DATA SHOWN:

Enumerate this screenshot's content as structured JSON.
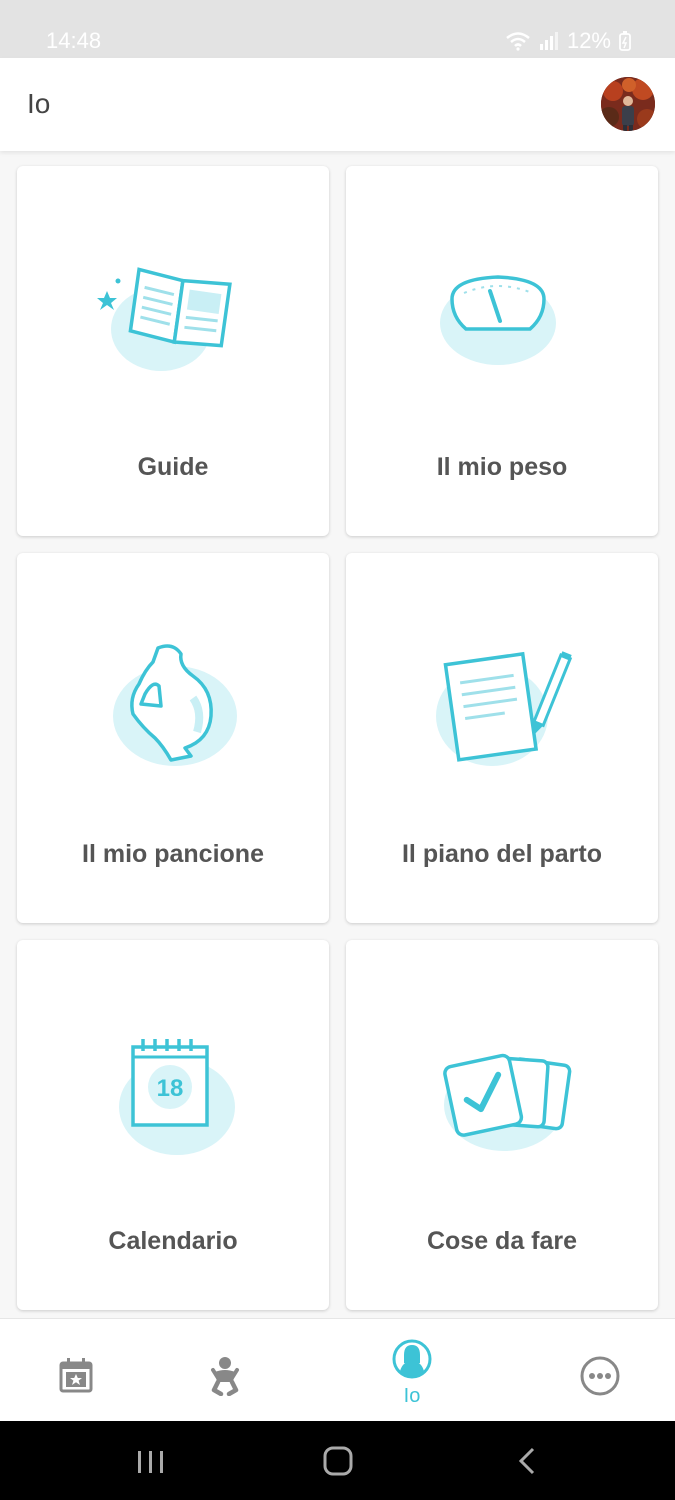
{
  "status_bar": {
    "time": "14:48",
    "battery": "12%"
  },
  "header": {
    "title": "Io"
  },
  "cards": [
    {
      "label": "Guide",
      "icon": "open-book-icon"
    },
    {
      "label": "Il mio peso",
      "icon": "scale-icon"
    },
    {
      "label": "Il mio pancione",
      "icon": "pregnant-belly-icon"
    },
    {
      "label": "Il piano del parto",
      "icon": "document-pencil-icon"
    },
    {
      "label": "Calendario",
      "icon": "calendar-icon",
      "calendar_day": "18"
    },
    {
      "label": "Cose da fare",
      "icon": "checklist-cards-icon"
    }
  ],
  "bottom_nav": {
    "items": [
      {
        "icon": "calendar-star-icon",
        "label": ""
      },
      {
        "icon": "baby-icon",
        "label": ""
      },
      {
        "icon": "user-icon",
        "label": "Io",
        "active": true
      },
      {
        "icon": "more-icon",
        "label": ""
      }
    ]
  },
  "colors": {
    "accent": "#3dc3d6",
    "accent_light": "#d9f4f8"
  }
}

TASK DETAILS: In the entries above, find lines with "label" and copy each.

CORRECT ANSWER:
      "label": "Guide",
      "label": "Il mio peso",
      "label": "Il mio pancione",
      "label": "Il piano del parto",
      "label": "Calendario",
      "label": "Cose da fare",
        "label": ""
        "label": ""
        "label": "Io",
        "label": ""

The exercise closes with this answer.